**EXERCISE REQUIREMENTS**
For this exercise, copy out each line of the material below that includes "Amended".

**RECORDS SHOWN**
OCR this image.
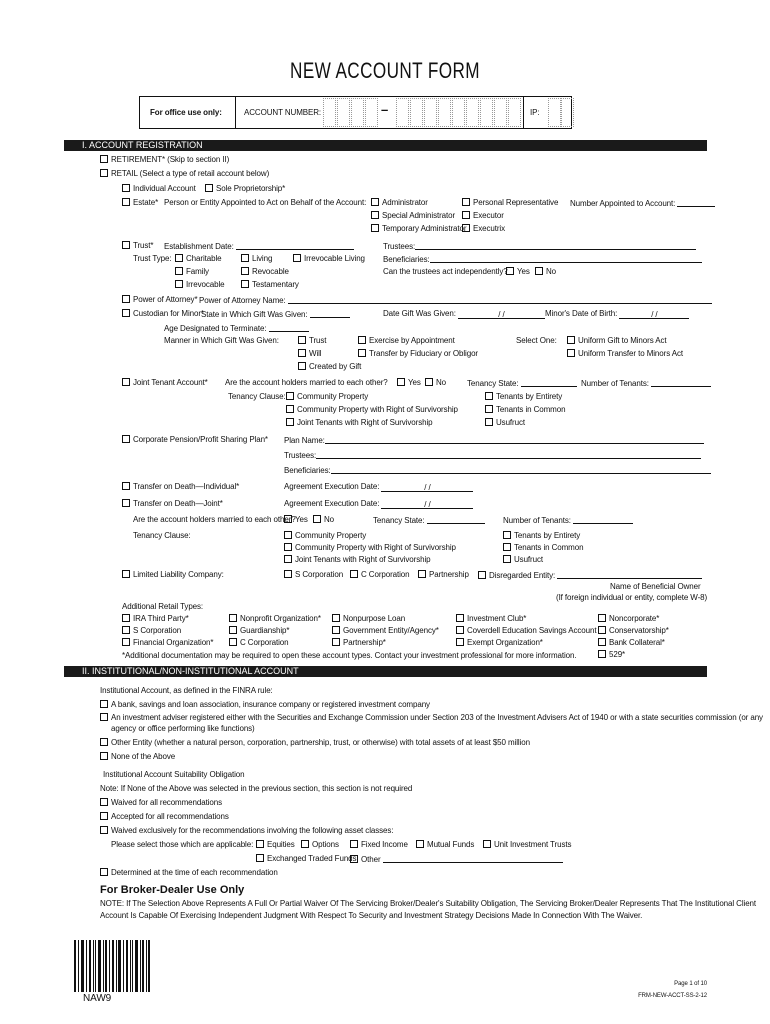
NEW ACCOUNT FORM
For office use only:	ACCOUNT NUMBER:	–	IP:
I. ACCOUNT REGISTRATION
RETIREMENT* (Skip to section II)
RETAIL (Select a type of retail account below)
Individual Account	Sole Proprietorship*
Estate* Person or Entity Appointed to Act on Behalf of the Account:	Administrator	Personal Representative Number Appointed to Account:
Special Administrator	Executor
Temporary Administrator Executrix
Trust* Establishment Date:	Trustees:
Trust Type:	Charitable	Living	Irrevocable Living Beneficiaries:
Family	Revocable	Can the trustees act independently?	Yes	No
Irrevocable	Testamentary
Power of Attorney* Power of Attorney Name:
Custodian for Minor*
State in Which Gift Was Given:	Date Gift Was Given:	/ /	Minor's Date of Birth:	/ /
Age Designated to Terminate:
Manner in Which Gift Was Given:	Trust	Exercise by Appointment	Select One:	Uniform Gift to Minors Act
Will	Transfer by Fiduciary or Obligor	Uniform Transfer to Minors Act
Created by Gift
Joint Tenant Account* Are the account holders married to each other?	Yes	No	Tenancy State:	Number of Tenants:
Tenancy Clause:	Community Property	Tenants by Entirety
Community Property with Right of Survivorship	Tenants in Common
Joint Tenants with Right of Survivorship	Usufruct
Corporate Pension/Profit Sharing Plan* Plan Name:
Trustees:
Beneficiaries:
Transfer on Death—Individual*	Agreement Execution Date:	/ /
Transfer on Death—Joint*	Agreement Execution Date:	/ /
Are the account holders married to each other? Yes	No	Tenancy State:	Number of Tenants:
Tenancy Clause:	Community Property	Tenants by Entirety
Community Property with Right of Survivorship	Tenants in Common
Joint Tenants with Right of Survivorship	Usufruct
Limited Liability Company:	S Corporation	C Corporation	Partnership	Disregarded Entity:
Name of Beneficial Owner
(If foreign individual or entity, complete W-8)
Additional Retail Types:
IRA Third Party*	Nonprofit Organization*	Nonpurpose Loan	Investment Club*	Noncorporate*
S Corporation	Guardianship*	Government Entity/Agency*	Coverdell Education Savings Account	Conservatorship*
Financial Organization*	C Corporation	Partnership*	Exempt Organization*	Bank Collateral*
*Additional documentation may be required to open these account types. Contact your investment professional for more information.	529*
II. INSTITUTIONAL/NON-INSTITUTIONAL ACCOUNT
Institutional Account, as defined in the FINRA rule:
A bank, savings and loan association, insurance company or registered investment company
An investment adviser registered either with the Securities and Exchange Commission under Section 203 of the Investment Advisers Act of 1940 or with a state securities commission (or any
agency or office performing like functions)
Other Entity (whether a natural person, corporation, partnership, trust, or otherwise) with total assets of at least $50 million
None of the Above
Institutional Account Suitability Obligation
Note: If None of the Above was selected in the previous section, this section is not required
Waived for all recommendations
Accepted for all recommendations
Waived exclusively for the recommendations involving the following asset classes:
Please select those which are applicable:	Equities	Options	Fixed Income	Mutual Funds	Unit Investment Trusts
Exchanged Traded Funds Other
Determined at the time of each recommendation
For Broker-Dealer Use Only
NOTE: If The Selection Above Represents A Full Or Partial Waiver Of The Servicing Broker/Dealer's Suitability Obligation, The Servicing Broker/Dealer Represents That The Institutional Client
Account Is Capable Of Exercising Independent Judgment With Respect To Security and Investment Strategy Decisions Made In Connection With The Waiver.
NAW9
Page 1 of 10
FRM-NEW-ACCT-SS-2-12
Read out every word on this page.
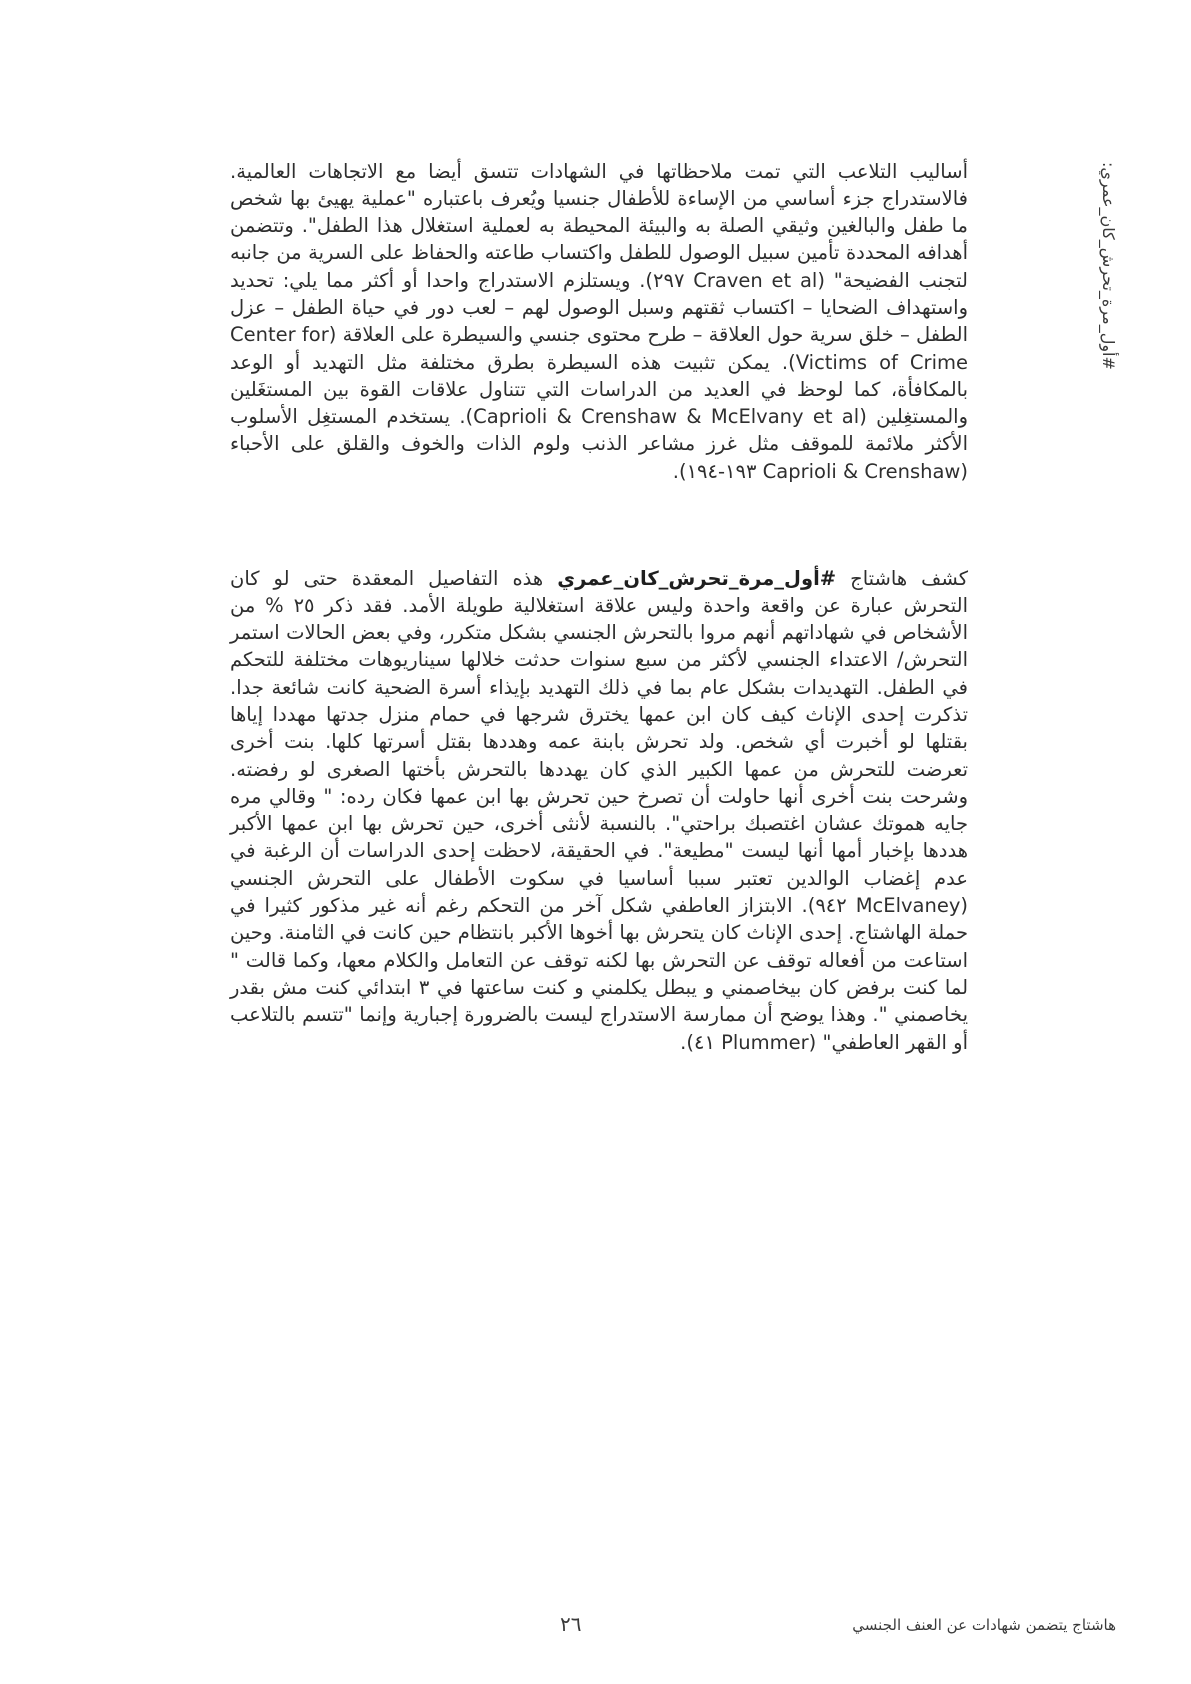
#أول_مرة_تحرش_كان_عمري:

أساليب التلاعب التي تمت ملاحظاتها في الشهادات تتسق أيضا مع الاتجاهات العالمية. فالاستدراج جزء أساسي من الإساءة للأطفال جنسيا ويُعرف باعتباره "عملية يهيئ بها شخص ما طفل والبالغين وثيقي الصلة به والبيئة المحيطة به لعملية استغلال هذا الطفل". وتتضمن أهدافه المحددة تأمين سبيل الوصول للطفل واكتساب طاعته والحفاظ على السرية من جانبه لتجنب الفضيحة" (Craven et al ٢٩٧). ويستلزم الاستدراج واحدا أو أكثر مما يلي: تحديد واستهداف الضحايا – اكتساب ثقتهم وسبل الوصول لهم – لعب دور في حياة الطفل – عزل الطفل – خلق سرية حول العلاقة – طرح محتوى جنسي والسيطرة على العلاقة (Center for Victims of Crime). يمكن تثبيت هذه السيطرة بطرق مختلفة مثل التهديد أو الوعد بالمكافأة، كما لوحظ في العديد من الدراسات التي تتناول علاقات القوة بين المستغَلين والمستغِلين (Caprioli & Crenshaw & McElvany et al). يستخدم المستغِل الأسلوب الأكثر ملائمة للموقف مثل غرز مشاعر الذنب ولوم الذات والخوف والقلق على الأحباء (Caprioli & Crenshaw ١٩٣-١٩٤).

كشف هاشتاج #أول_مرة_تحرش_كان_عمري هذه التفاصيل المعقدة حتى لو كان التحرش عبارة عن واقعة واحدة وليس علاقة استغلالية طويلة الأمد. فقد ذكر ٢٥ % من الأشخاص في شهاداتهم أنهم مروا بالتحرش الجنسي بشكل متكرر، وفي بعض الحالات استمر التحرش/ الاعتداء الجنسي لأكثر من سبع سنوات حدثت خلالها سيناريوهات مختلفة للتحكم في الطفل. التهديدات بشكل عام بما في ذلك التهديد بإيذاء أسرة الضحية كانت شائعة جدا. تذكرت إحدى الإناث كيف كان ابن عمها يخترق شرجها في حمام منزل جدتها مهددا إياها بقتلها لو أخبرت أي شخص. ولد تحرش بابنة عمه وهددها بقتل أسرتها كلها. بنت أخرى تعرضت للتحرش من عمها الكبير الذي كان يهددها بالتحرش بأختها الصغرى لو رفضته. وشرحت بنت أخرى أنها حاولت أن تصرخ حين تحرش بها ابن عمها فكان رده: " وقالي مره جايه هموتك عشان اغتصبك براحتي". بالنسبة لأنثى أخرى، حين تحرش بها ابن عمها الأكبر هددها بإخبار أمها أنها ليست "مطيعة". في الحقيقة، لاحظت إحدى الدراسات أن الرغبة في عدم إغضاب الوالدين تعتبر سببا أساسيا في سكوت الأطفال على التحرش الجنسي (McElvaney ٩٤٢). الابتزاز العاطفي شكل آخر من التحكم رغم أنه غير مذكور كثيرا في حملة الهاشتاج. إحدى الإناث كان يتحرش بها أخوها الأكبر بانتظام حين كانت في الثامنة. وحين استاعت من أفعاله توقف عن التحرش بها لكنه توقف عن التعامل والكلام معها، وكما قالت " لما كنت برفض كان بيخاصمني و يبطل يكلمني و كنت ساعتها في ٣ ابتدائي كنت مش بقدر يخاصمني ". وهذا يوضح أن ممارسة الاستدراج ليست بالضرورة إجبارية وإنما "تتسم بالتلاعب أو القهر العاطفي" (Plummer ٤١).

٢٦	هاشتاج يتضمن شهادات عن العنف الجنسي
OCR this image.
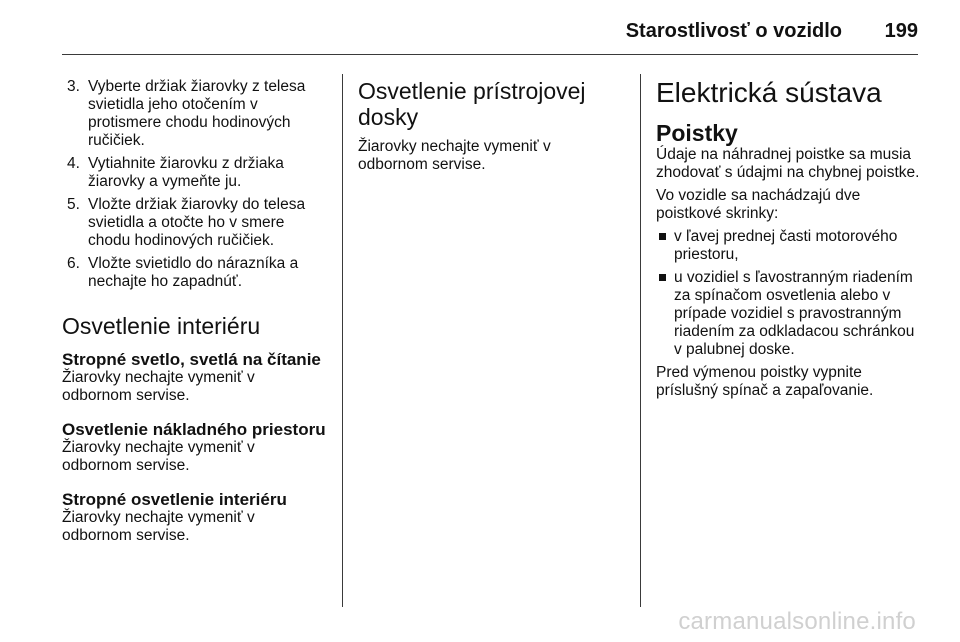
Starostlivosť o vozidlo 199
3. Vyberte držiak žiarovky z telesa svietidla jeho otočením v protismere chodu hodinových ručičiek.
4. Vytiahnite žiarovku z držiaka žiarovky a vymeňte ju.
5. Vložte držiak žiarovky do telesa svietidla a otočte ho v smere chodu hodinových ručičiek.
6. Vložte svietidlo do nárazníka a nechajte ho zapadnúť.
Osvetlenie interiéru
Stropné svetlo, svetlá na čítanie

Žiarovky nechajte vymeniť v odbornom servise.

Osvetlenie nákladného priestoru

Žiarovky nechajte vymeniť v odbornom servise.

Stropné osvetlenie interiéru

Žiarovky nechajte vymeniť v odbornom servise.

Osvetlenie prístrojovej dosky

Žiarovky nechajte vymeniť v odbornom servise.

Elektrická sústava
Poistky

Údaje na náhradnej poistke sa musia zhodovať s údajmi na chybnej poistke.

Vo vozidle sa nachádzajú dve poistkové skrinky:

v ľavej prednej časti motorového priestoru,
u vozidiel s ľavostranným riadením za spínačom osvetlenia alebo v prípade vozidiel s pravostranným riadením za odkladacou schránkou v palubnej doske.

Pred výmenou poistky vypnite príslušný spínač a zapaľovanie.

carmanualsonline.info
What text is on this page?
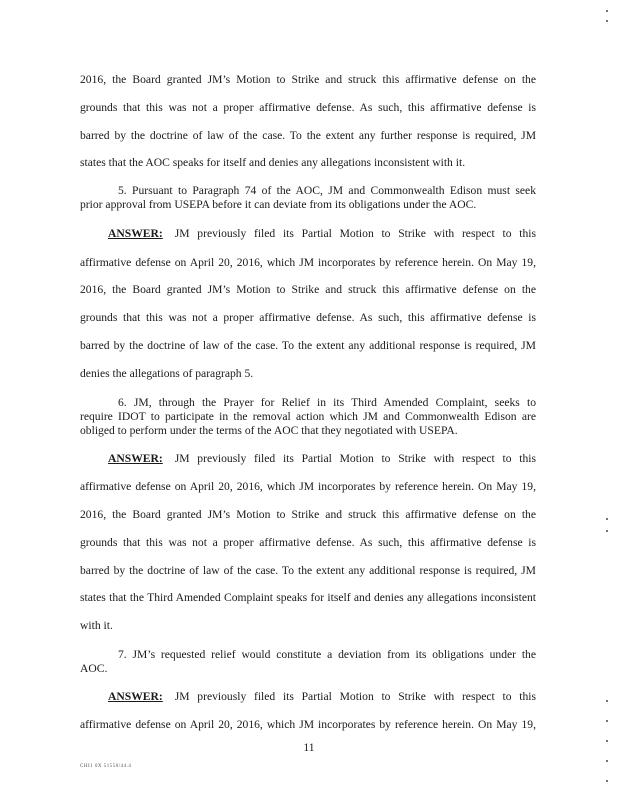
2016, the Board granted JM’s Motion to Strike and struck this affirmative defense on the
grounds that this was not a proper affirmative defense. As such, this affirmative defense is
barred by the doctrine of law of the case. To the extent any further response is required, JM
states that the AOC speaks for itself and denies any allegations inconsistent with it.
5. Pursuant to Paragraph 74 of the AOC, JM and Commonwealth Edison must seek
prior approval from USEPA before it can deviate from its obligations under the AOC.
ANSWER: JM previously filed its Partial Motion to Strike with respect to this
affirmative defense on April 20, 2016, which JM incorporates by reference herein. On May 19,
2016, the Board granted JM’s Motion to Strike and struck this affirmative defense on the
grounds that this was not a proper affirmative defense. As such, this affirmative defense is
barred by the doctrine of law of the case. To the extent any additional response is required, JM
denies the allegations of paragraph 5.
6. JM, through the Prayer for Relief in its Third Amended Complaint, seeks to
require IDOT to participate in the removal action which JM and Commonwealth Edison are
obliged to perform under the terms of the AOC that they negotiated with USEPA.
ANSWER: JM previously filed its Partial Motion to Strike with respect to this
affirmative defense on April 20, 2016, which JM incorporates by reference herein. On May 19,
2016, the Board granted JM’s Motion to Strike and struck this affirmative defense on the
grounds that this was not a proper affirmative defense. As such, this affirmative defense is
barred by the doctrine of law of the case. To the extent any additional response is required, JM
states that the Third Amended Complaint speaks for itself and denies any allegations inconsistent
with it.
7. JM’s requested relief would constitute a deviation from its obligations under the
AOC.
ANSWER: JM previously filed its Partial Motion to Strike with respect to this
affirmative defense on April 20, 2016, which JM incorporates by reference herein. On May 19,
11
CHI1 0X 51550/44.4
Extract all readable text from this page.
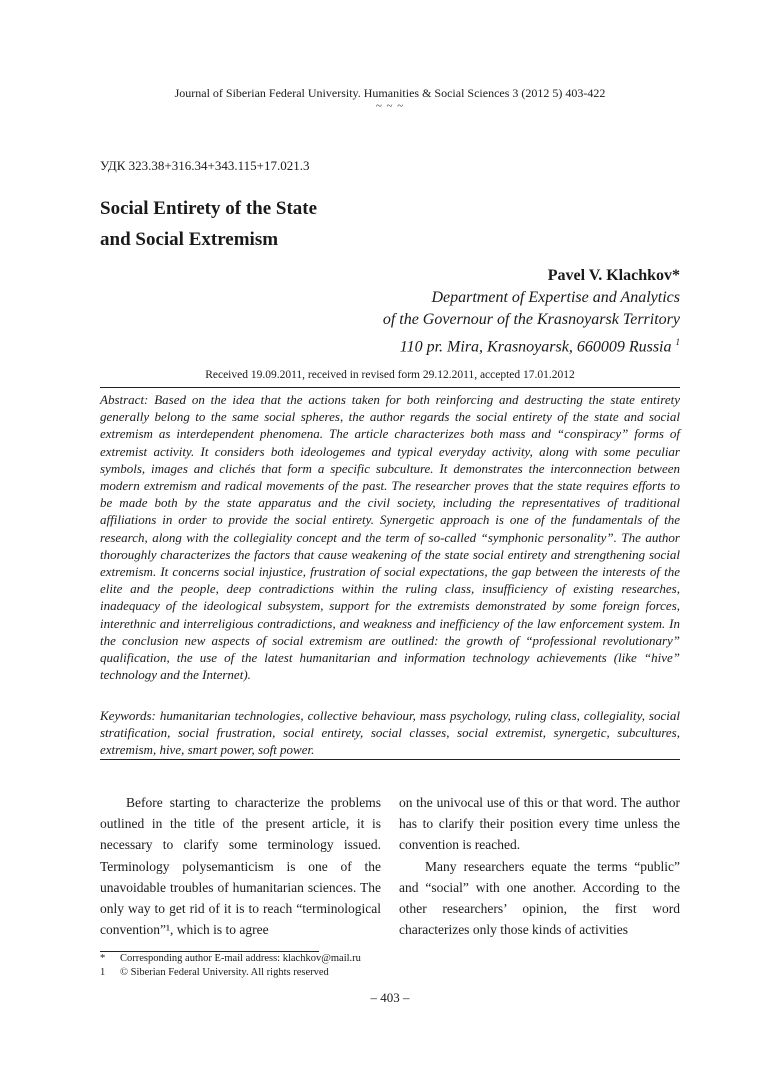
Journal of Siberian Federal University. Humanities & Social Sciences 3 (2012 5) 403-422
~ ~ ~
УДК 323.38+316.34+343.115+17.021.3
Social Entirety of the State
and Social Extremism
Pavel V. Klachkov*
Department of Expertise and Analytics
of the Governour of the Krasnoyarsk Territory
110 pr. Mira, Krasnoyarsk, 660009 Russia $^1$
Received 19.09.2011, received in revised form 29.12.2011, accepted 17.01.2012
Abstract: Based on the idea that the actions taken for both reinforcing and destructing the state entirety generally belong to the same social spheres, the author regards the social entirety of the state and social extremism as interdependent phenomena. The article characterizes both mass and “conspiracy” forms of extremist activity. It considers both ideologemes and typical everyday activity, along with some peculiar symbols, images and clichés that form a specific subculture. It demonstrates the interconnection between modern extremism and radical movements of the past. The researcher proves that the state requires efforts to be made both by the state apparatus and the civil society, including the representatives of traditional affiliations in order to provide the social entirety. Synergetic approach is one of the fundamentals of the research, along with the collegiality concept and the term of so-called “symphonic personality”. The author thoroughly characterizes the factors that cause weakening of the state social entirety and strengthening social extremism. It concerns social injustice, frustration of social expectations, the gap between the interests of the elite and the people, deep contradictions within the ruling class, insufficiency of existing researches, inadequacy of the ideological subsystem, support for the extremists demonstrated by some foreign forces, interethnic and interreligious contradictions, and weakness and inefficiency of the law enforcement system. In the conclusion new aspects of social extremism are outlined: the growth of “professional revolutionary” qualification, the use of the latest humanitarian and information technology achievements (like “hive” technology and the Internet).
Keywords: humanitarian technologies, collective behaviour, mass psychology, ruling class, collegiality, social stratification, social frustration, social entirety, social classes, social extremist, synergetic, subcultures, extremism, hive, smart power, soft power.

Before starting to characterize the problems outlined in the title of the present article, it is necessary to clarify some terminology issued. Terminology polysemanticism is one of the unavoidable troubles of humanitarian sciences. The only way to get rid of it is to reach “terminological convention”¹, which is to agree

on the univocal use of this or that word. The author has to clarify their position every time unless the convention is reached.

Many researchers equate the terms “public” and “social” with one another. According to the other researchers’ opinion, the first word characterizes only those kinds of activities

* Corresponding author E-mail address: klachkov@mail.ru
1 © Siberian Federal University. All rights reserved
– 403 –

**FULL OUTPUT**
6. JM, through the Prayer for Relief in its Third Amended Complaint, seeks to
states that the Third Amended Complaint speaks for itself and denies any allegations inconsistent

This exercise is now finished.